>> Start Data for processing

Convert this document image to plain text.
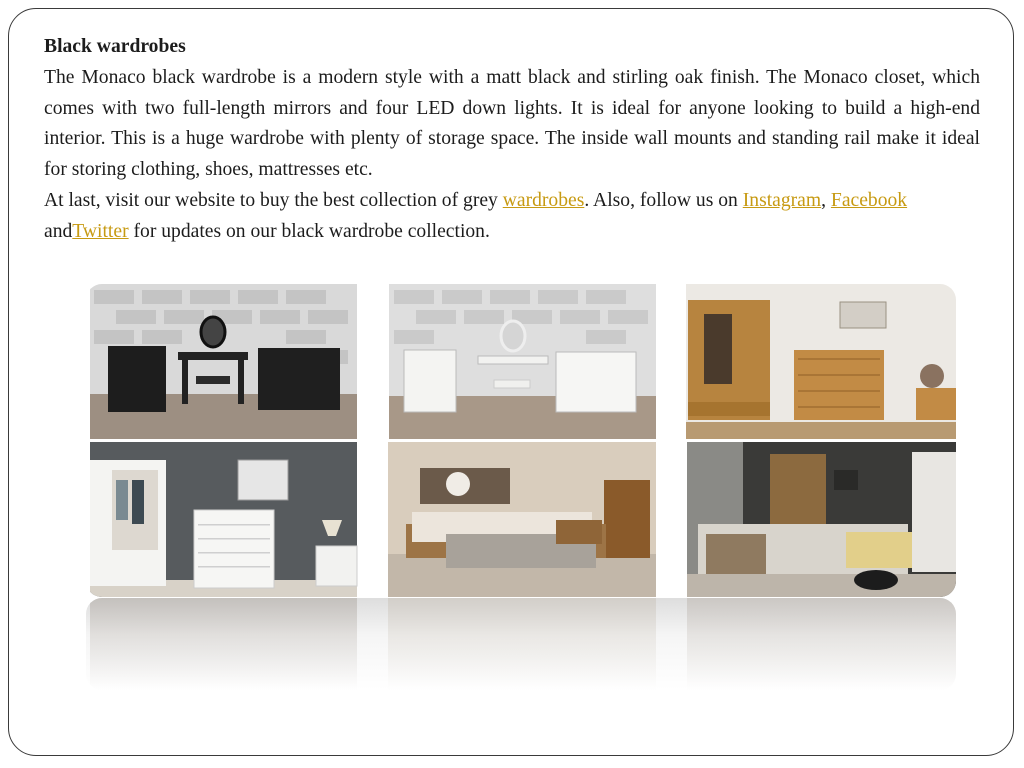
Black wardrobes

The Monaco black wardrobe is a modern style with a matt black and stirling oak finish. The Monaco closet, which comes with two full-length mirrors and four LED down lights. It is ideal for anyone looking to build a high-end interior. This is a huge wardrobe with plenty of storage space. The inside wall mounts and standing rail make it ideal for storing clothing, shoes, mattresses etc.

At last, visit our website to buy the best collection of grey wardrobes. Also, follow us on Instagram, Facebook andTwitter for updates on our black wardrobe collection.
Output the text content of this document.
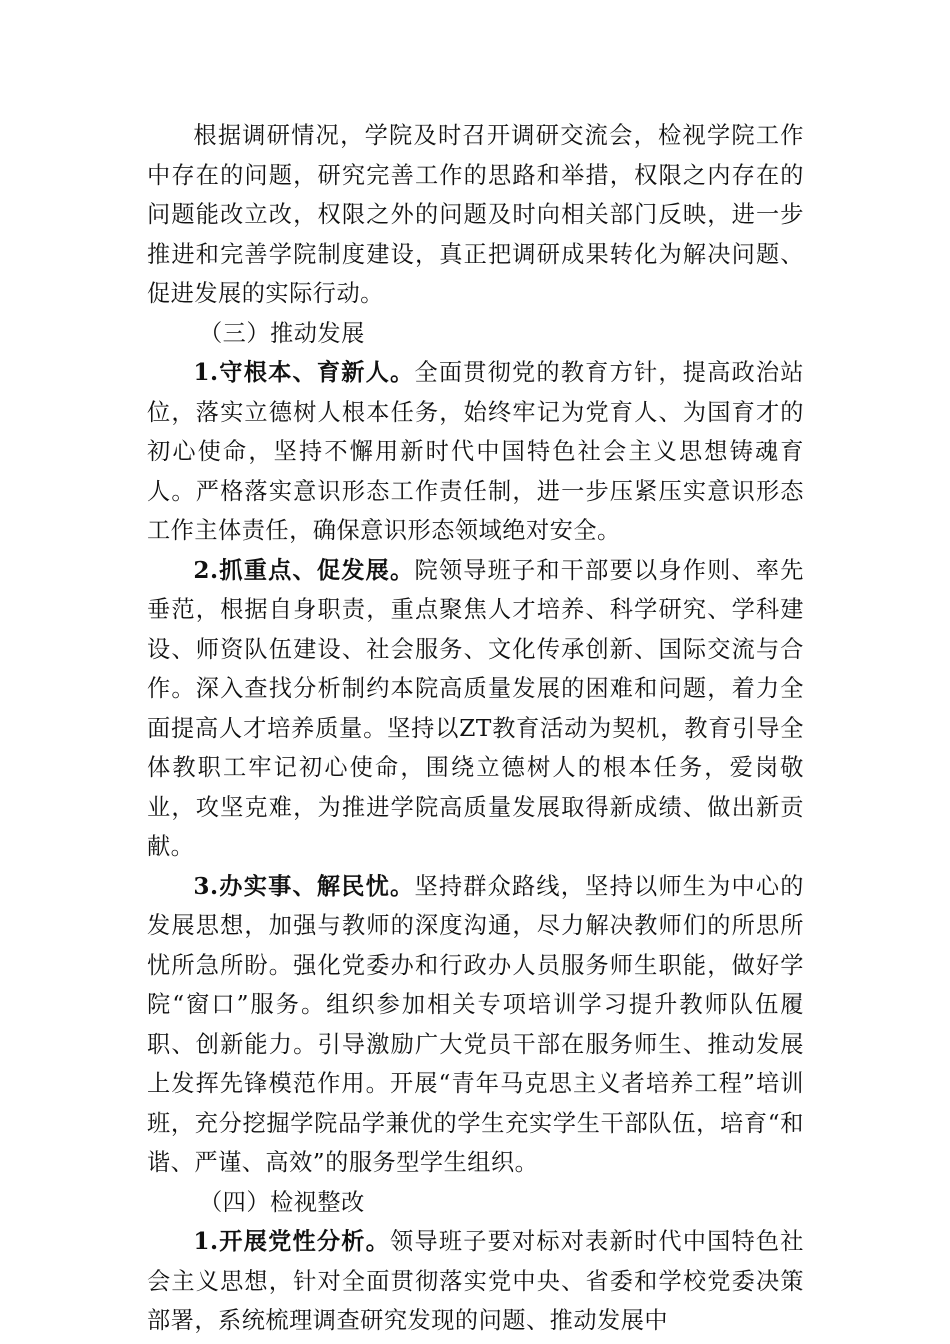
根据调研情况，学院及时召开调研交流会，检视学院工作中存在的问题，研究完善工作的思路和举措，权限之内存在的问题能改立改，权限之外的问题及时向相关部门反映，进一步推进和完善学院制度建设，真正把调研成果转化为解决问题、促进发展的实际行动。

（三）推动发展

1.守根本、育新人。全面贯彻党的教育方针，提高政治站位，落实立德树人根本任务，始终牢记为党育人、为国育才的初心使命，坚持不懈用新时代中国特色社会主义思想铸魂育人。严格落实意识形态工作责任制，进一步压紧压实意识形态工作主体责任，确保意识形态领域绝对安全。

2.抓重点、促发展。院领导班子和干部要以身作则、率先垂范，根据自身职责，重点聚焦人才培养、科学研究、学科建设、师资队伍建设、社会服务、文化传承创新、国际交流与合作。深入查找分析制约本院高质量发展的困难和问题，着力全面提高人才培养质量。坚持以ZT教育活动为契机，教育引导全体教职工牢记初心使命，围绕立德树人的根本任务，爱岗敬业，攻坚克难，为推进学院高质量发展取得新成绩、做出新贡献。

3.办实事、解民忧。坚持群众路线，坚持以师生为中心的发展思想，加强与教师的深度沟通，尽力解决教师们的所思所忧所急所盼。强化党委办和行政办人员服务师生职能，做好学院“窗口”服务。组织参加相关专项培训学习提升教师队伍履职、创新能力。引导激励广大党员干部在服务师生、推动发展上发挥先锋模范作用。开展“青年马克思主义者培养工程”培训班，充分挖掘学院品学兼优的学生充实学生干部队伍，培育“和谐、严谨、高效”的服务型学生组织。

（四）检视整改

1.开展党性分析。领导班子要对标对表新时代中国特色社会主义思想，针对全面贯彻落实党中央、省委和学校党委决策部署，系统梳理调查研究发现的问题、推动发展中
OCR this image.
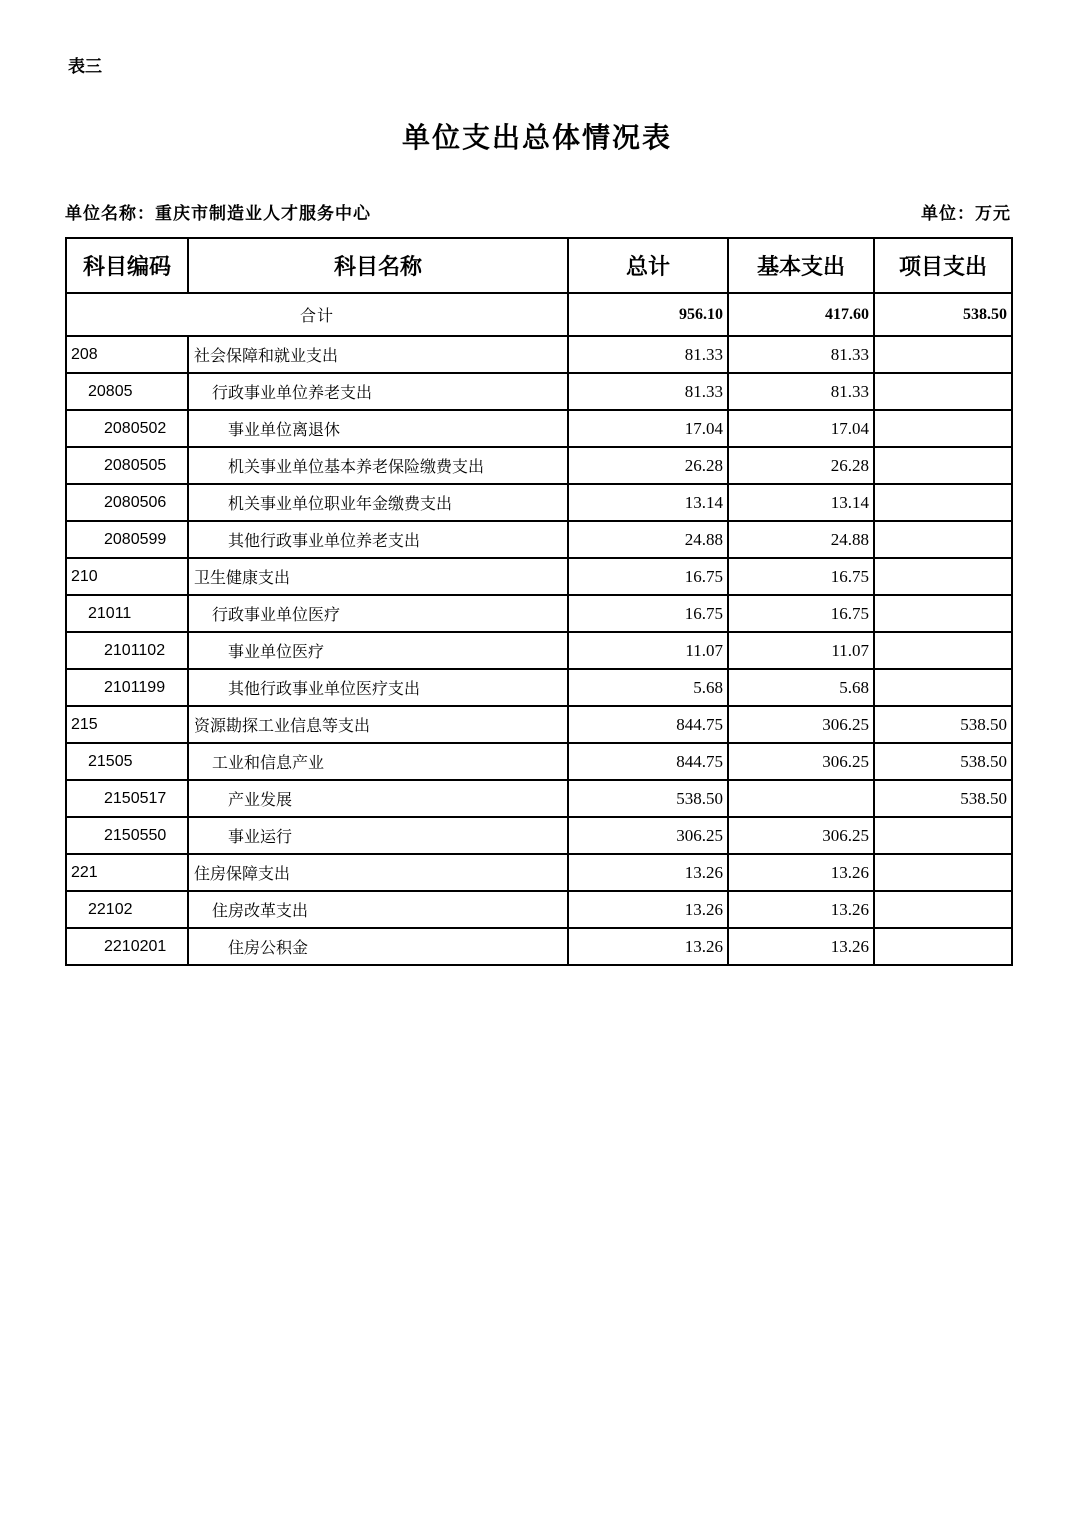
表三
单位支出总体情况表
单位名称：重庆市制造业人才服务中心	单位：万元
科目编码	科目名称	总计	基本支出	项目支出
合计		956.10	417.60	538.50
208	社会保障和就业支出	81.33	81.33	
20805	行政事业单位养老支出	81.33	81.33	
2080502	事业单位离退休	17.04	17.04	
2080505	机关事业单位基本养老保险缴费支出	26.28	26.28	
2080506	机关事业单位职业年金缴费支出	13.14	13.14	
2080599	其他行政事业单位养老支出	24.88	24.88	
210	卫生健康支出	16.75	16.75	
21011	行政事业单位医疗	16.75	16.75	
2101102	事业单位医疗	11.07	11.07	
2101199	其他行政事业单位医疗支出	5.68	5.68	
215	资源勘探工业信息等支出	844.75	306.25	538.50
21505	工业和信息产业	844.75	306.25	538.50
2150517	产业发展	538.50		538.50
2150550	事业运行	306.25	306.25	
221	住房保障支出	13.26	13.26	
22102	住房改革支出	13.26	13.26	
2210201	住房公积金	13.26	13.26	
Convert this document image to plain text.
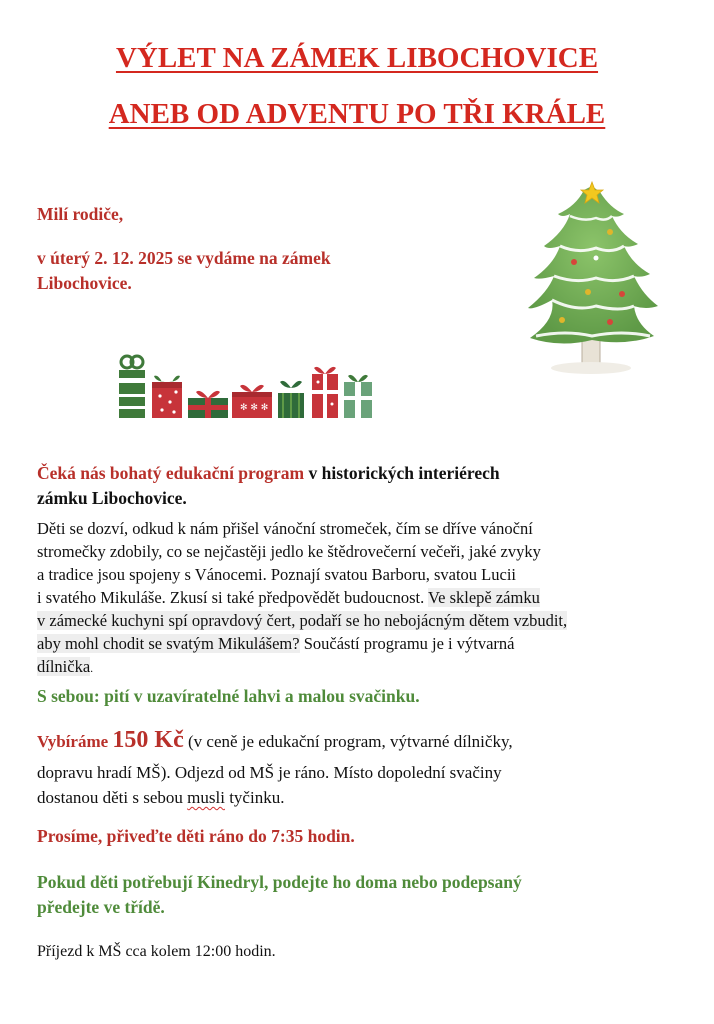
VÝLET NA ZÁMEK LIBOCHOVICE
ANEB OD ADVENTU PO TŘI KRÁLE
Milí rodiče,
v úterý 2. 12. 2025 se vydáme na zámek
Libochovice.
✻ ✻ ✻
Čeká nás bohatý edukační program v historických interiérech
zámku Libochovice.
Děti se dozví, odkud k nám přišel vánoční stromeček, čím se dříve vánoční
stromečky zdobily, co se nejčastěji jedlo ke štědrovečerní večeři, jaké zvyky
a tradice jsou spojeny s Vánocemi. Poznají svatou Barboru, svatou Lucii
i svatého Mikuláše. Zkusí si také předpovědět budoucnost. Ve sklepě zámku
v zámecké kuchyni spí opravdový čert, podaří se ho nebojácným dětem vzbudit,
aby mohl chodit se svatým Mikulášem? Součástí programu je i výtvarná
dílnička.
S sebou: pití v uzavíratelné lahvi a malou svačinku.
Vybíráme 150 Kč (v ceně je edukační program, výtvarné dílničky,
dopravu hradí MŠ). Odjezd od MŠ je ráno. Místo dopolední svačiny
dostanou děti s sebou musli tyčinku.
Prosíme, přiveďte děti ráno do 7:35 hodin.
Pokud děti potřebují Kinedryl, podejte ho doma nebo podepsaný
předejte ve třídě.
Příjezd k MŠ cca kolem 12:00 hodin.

>> End Data for processing

# Exercise directions
Take the records above and transcribe them exactly, dropping every picture.

# Result of this exercise
Convert this document image to plain text.
Black wardrobes

The Monaco black wardrobe is a modern style with a matt black and stirling oak finish. The Monaco closet, which comes with two full-length mirrors and four LED down lights. It is ideal for anyone looking to build a high-end interior. This is a huge wardrobe with plenty of storage space. The inside wall mounts and standing rail make it ideal for storing clothing, shoes, mattresses etc.

At last, visit our website to buy the best collection of grey wardrobes. Also, follow us on Instagram, Facebook andTwitter for updates on our black wardrobe collection.
Output the text content of this document.
根据调研情况，学院及时召开调研交流会，检视学院工作中存在的问题，研究完善工作的思路和举措，权限之内存在的问题能改立改，权限之外的问题及时向相关部门反映，进一步推进和完善学院制度建设，真正把调研成果转化为解决问题、促进发展的实际行动。

（三）推动发展

1.守根本、育新人。全面贯彻党的教育方针，提高政治站位，落实立德树人根本任务，始终牢记为党育人、为国育才的初心使命，坚持不懈用新时代中国特色社会主义思想铸魂育人。严格落实意识形态工作责任制，进一步压紧压实意识形态工作主体责任，确保意识形态领域绝对安全。

2.抓重点、促发展。院领导班子和干部要以身作则、率先垂范，根据自身职责，重点聚焦人才培养、科学研究、学科建设、师资队伍建设、社会服务、文化传承创新、国际交流与合作。深入查找分析制约本院高质量发展的困难和问题，着力全面提高人才培养质量。坚持以ZT教育活动为契机，教育引导全体教职工牢记初心使命，围绕立德树人的根本任务，爱岗敬业，攻坚克难，为推进学院高质量发展取得新成绩、做出新贡献。

3.办实事、解民忧。坚持群众路线，坚持以师生为中心的发展思想，加强与教师的深度沟通，尽力解决教师们的所思所忧所急所盼。强化党委办和行政办人员服务师生职能，做好学院“窗口”服务。组织参加相关专项培训学习提升教师队伍履职、创新能力。引导激励广大党员干部在服务师生、推动发展上发挥先锋模范作用。开展“青年马克思主义者培养工程”培训班，充分挖掘学院品学兼优的学生充实学生干部队伍，培育“和谐、严谨、高效”的服务型学生组织。

（四）检视整改

1.开展党性分析。领导班子要对标对表新时代中国特色社会主义思想，针对全面贯彻落实党中央、省委和学校党委决策部署，系统梳理调查研究发现的问题、推动发展中
OCR this image.
表三
单位支出总体情况表
单位名称：重庆市制造业人才服务中心	单位：万元
科目编码	科目名称	总计	基本支出	项目支出
合计		956.10	417.60	538.50
208	社会保障和就业支出	81.33	81.33	
20805	行政事业单位养老支出	81.33	81.33	
2080502	事业单位离退休	17.04	17.04	
2080505	机关事业单位基本养老保险缴费支出	26.28	26.28	
2080506	机关事业单位职业年金缴费支出	13.14	13.14	
2080599	其他行政事业单位养老支出	24.88	24.88	
210	卫生健康支出	16.75	16.75	
21011	行政事业单位医疗	16.75	16.75	
2101102	事业单位医疗	11.07	11.07	
2101199	其他行政事业单位医疗支出	5.68	5.68	
215	资源勘探工业信息等支出	844.75	306.25	538.50
21505	工业和信息产业	844.75	306.25	538.50
2150517	产业发展	538.50		538.50
2150550	事业运行	306.25	306.25	
221	住房保障支出	13.26	13.26	
22102	住房改革支出	13.26	13.26	
2210201	住房公积金	13.26	13.26	
Convert this document image to plain text.
VÝLET NA ZÁMEK LIBOCHOVICE
ANEB OD ADVENTU PO TŘI KRÁLE
Milí rodiče,
v úterý 2. 12. 2025 se vydáme na zámek
Libochovice.
✻ ✻ ✻
Čeká nás bohatý edukační program v historických interiérech
zámku Libochovice.
Děti se dozví, odkud k nám přišel vánoční stromeček, čím se dříve vánoční
stromečky zdobily, co se nejčastěji jedlo ke štědrovečerní večeři, jaké zvyky
a tradice jsou spojeny s Vánocemi. Poznají svatou Barboru, svatou Lucii
i svatého Mikuláše. Zkusí si také předpovědět budoucnost. Ve sklepě zámku
v zámecké kuchyni spí opravdový čert, podaří se ho nebojácným dětem vzbudit,
aby mohl chodit se svatým Mikulášem? Součástí programu je i výtvarná
dílnička.
S sebou: pití v uzavíratelné lahvi a malou svačinku.
Vybíráme 150 Kč (v ceně je edukační program, výtvarné dílničky,
dopravu hradí MŠ). Odjezd od MŠ je ráno. Místo dopolední svačiny
dostanou děti s sebou musli tyčinku.
Prosíme, přiveďte děti ráno do 7:35 hodin.
Pokud děti potřebují Kinedryl, podejte ho doma nebo podepsaný
předejte ve třídě.
Příjezd k MŠ cca kolem 12:00 hodin.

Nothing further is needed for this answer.